- WHAT YOU NEED TO DO: Reproduce the part of the text on restricting donations below, starting with "In most jurisdictions, donors" and going on through "are done correctly.".
*** PROVIDED TEXT Section Begins ***
I agree this could be a benefit, but I see it as being fairly minor. I think that the cost that larger organizations would need to incur to make trustable promises of separation, can easily be less than the costs of having totally different small organizations for each of these projects.
In most jurisdictions, donors and charities can agree to legally restrict donations -- e.g., this money can only be used for the philosophy department unless the donor consents to removing the restriction (or in very limited cases, this is done by court order). Indeed, if my recollection of Catholic diocese bankrupcties holds, this sort of structure can provide some protection for the projects from exogenous legal shocks (in that case, child sex abuse claims against other projects) if the formalities and accounting are done correctly.
However, it seems there would be a tradeoff between anti-fungibility (which is also important for protecting project independence and minimizing centralization) and some of the flexibilities your post identifies. Suppose we created a big organization out of 20 existing micro-organizations, which became BigOrg projects. Those projects continue to obtain funding -- 75% of which is tightly locked to that project, and 25% of which is less restricted (i.e., it can be used to pay the project's fair share of BigOrg's legal/ops/management/etc costs). Under that model, BigOrg doesn't seem to have much if any fungible money -- unless it persuaded a funder to make additional donations for its unrestricted use.
*** PROVIDED TEXT Section Ends ***
*** LISTED RECORDS Section Begins ***
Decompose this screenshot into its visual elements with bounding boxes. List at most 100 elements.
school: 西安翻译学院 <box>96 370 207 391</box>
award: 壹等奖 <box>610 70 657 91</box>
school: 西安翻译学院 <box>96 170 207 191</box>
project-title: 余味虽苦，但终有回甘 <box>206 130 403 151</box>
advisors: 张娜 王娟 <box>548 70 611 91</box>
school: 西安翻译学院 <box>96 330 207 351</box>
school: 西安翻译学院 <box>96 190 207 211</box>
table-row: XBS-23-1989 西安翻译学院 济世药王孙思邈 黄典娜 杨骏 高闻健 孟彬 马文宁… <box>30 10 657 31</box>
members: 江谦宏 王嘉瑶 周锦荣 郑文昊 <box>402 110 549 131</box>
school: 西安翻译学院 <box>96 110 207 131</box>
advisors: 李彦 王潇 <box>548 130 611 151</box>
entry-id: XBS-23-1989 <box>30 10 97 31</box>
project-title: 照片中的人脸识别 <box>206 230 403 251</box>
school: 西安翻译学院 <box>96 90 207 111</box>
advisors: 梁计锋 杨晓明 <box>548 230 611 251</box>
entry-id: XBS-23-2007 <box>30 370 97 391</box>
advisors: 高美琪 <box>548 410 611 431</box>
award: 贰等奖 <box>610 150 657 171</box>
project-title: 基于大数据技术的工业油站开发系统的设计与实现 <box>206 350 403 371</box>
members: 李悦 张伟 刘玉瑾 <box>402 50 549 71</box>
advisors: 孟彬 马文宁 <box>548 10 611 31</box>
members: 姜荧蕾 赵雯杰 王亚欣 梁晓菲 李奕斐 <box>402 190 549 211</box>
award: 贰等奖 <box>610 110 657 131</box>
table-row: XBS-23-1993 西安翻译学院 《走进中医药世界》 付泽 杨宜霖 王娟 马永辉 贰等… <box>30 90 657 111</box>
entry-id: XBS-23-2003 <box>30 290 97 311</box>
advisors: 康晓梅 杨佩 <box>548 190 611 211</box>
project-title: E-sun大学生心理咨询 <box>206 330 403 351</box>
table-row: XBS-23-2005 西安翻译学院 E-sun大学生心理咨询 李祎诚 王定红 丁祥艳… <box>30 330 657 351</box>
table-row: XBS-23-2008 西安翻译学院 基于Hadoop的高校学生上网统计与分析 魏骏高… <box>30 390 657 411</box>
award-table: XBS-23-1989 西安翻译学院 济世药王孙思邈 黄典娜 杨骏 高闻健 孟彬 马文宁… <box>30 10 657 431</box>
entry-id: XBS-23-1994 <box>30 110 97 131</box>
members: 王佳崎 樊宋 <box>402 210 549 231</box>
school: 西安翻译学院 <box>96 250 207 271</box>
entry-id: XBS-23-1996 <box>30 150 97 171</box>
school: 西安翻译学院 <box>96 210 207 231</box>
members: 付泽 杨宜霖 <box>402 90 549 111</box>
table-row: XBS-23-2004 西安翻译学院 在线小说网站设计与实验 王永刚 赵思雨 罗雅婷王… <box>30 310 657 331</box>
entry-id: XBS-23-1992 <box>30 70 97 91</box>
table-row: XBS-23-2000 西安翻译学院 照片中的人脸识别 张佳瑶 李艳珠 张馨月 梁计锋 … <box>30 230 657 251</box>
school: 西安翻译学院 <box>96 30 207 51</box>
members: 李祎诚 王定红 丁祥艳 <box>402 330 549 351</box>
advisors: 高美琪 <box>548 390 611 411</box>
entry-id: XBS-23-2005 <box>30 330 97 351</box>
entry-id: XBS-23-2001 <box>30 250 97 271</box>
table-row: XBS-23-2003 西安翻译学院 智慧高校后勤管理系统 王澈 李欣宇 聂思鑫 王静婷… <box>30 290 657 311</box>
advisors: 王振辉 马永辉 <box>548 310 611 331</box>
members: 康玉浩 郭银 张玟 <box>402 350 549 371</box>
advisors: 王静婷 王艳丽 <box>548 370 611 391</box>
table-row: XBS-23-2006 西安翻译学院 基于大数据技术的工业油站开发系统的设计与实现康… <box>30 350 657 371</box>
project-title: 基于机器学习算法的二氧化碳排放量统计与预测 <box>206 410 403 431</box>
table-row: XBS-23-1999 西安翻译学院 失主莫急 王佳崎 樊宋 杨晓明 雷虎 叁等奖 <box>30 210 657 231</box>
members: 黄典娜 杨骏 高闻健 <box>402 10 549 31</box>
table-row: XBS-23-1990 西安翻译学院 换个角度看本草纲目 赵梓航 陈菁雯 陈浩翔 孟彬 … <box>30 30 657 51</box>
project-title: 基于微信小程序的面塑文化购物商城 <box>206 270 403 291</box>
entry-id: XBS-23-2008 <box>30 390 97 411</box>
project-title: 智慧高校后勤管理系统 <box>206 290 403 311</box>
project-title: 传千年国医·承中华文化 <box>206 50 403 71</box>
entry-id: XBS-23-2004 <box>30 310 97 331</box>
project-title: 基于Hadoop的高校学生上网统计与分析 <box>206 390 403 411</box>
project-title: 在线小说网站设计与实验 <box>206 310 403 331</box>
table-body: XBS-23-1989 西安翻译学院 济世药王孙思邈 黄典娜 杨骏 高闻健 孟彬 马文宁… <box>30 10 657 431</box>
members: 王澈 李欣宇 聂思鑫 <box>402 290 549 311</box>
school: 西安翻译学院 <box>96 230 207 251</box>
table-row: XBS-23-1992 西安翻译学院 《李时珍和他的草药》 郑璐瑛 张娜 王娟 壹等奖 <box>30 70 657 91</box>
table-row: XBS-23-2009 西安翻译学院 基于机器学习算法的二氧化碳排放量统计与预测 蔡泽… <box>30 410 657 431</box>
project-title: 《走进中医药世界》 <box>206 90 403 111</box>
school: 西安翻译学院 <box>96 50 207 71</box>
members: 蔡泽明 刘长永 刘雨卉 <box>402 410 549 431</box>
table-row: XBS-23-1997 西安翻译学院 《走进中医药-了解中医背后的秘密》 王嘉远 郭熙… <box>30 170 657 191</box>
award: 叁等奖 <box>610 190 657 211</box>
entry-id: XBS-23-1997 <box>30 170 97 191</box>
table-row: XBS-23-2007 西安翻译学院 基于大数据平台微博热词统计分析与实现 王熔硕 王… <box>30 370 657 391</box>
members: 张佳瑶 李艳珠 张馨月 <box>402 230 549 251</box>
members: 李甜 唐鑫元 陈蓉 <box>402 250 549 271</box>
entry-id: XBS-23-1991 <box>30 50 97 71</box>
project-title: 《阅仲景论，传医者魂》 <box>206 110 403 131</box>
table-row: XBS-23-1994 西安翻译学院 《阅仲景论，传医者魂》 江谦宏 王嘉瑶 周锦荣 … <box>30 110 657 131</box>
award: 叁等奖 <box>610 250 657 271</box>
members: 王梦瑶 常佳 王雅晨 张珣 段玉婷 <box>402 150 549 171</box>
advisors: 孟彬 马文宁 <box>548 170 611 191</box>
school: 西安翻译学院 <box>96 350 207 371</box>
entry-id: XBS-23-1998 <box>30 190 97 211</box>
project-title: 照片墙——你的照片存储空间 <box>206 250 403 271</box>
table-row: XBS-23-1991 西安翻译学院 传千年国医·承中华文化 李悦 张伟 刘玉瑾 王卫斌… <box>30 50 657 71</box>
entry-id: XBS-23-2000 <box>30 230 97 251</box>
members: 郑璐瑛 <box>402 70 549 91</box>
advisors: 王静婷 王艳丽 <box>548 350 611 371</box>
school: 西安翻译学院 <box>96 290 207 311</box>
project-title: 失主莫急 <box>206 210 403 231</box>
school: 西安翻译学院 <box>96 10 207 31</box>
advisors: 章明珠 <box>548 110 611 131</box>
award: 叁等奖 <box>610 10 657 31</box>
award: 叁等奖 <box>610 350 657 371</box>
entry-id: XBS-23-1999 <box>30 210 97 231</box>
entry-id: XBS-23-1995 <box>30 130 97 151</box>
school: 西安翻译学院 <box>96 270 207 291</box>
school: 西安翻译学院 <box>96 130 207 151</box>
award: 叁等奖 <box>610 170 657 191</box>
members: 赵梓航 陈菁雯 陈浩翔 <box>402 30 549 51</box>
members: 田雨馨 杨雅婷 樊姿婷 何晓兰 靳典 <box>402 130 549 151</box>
*** LISTED RECORDS Section Ends ***
- YOUR SOLUTION:
In most jurisdictions, donors and charities can agree to legally restrict donations -- e.g., this money can only be used for the philosophy department unless the donor consents to removing the restriction (or in very limited cases, this is done by court order). Indeed, if my recollection of Catholic diocese bankrupcties holds, this sort of structure can provide some protection for the projects from exogenous legal shocks (in that case, child sex abuse claims against other projects) if the formalities and accounting are done correctly.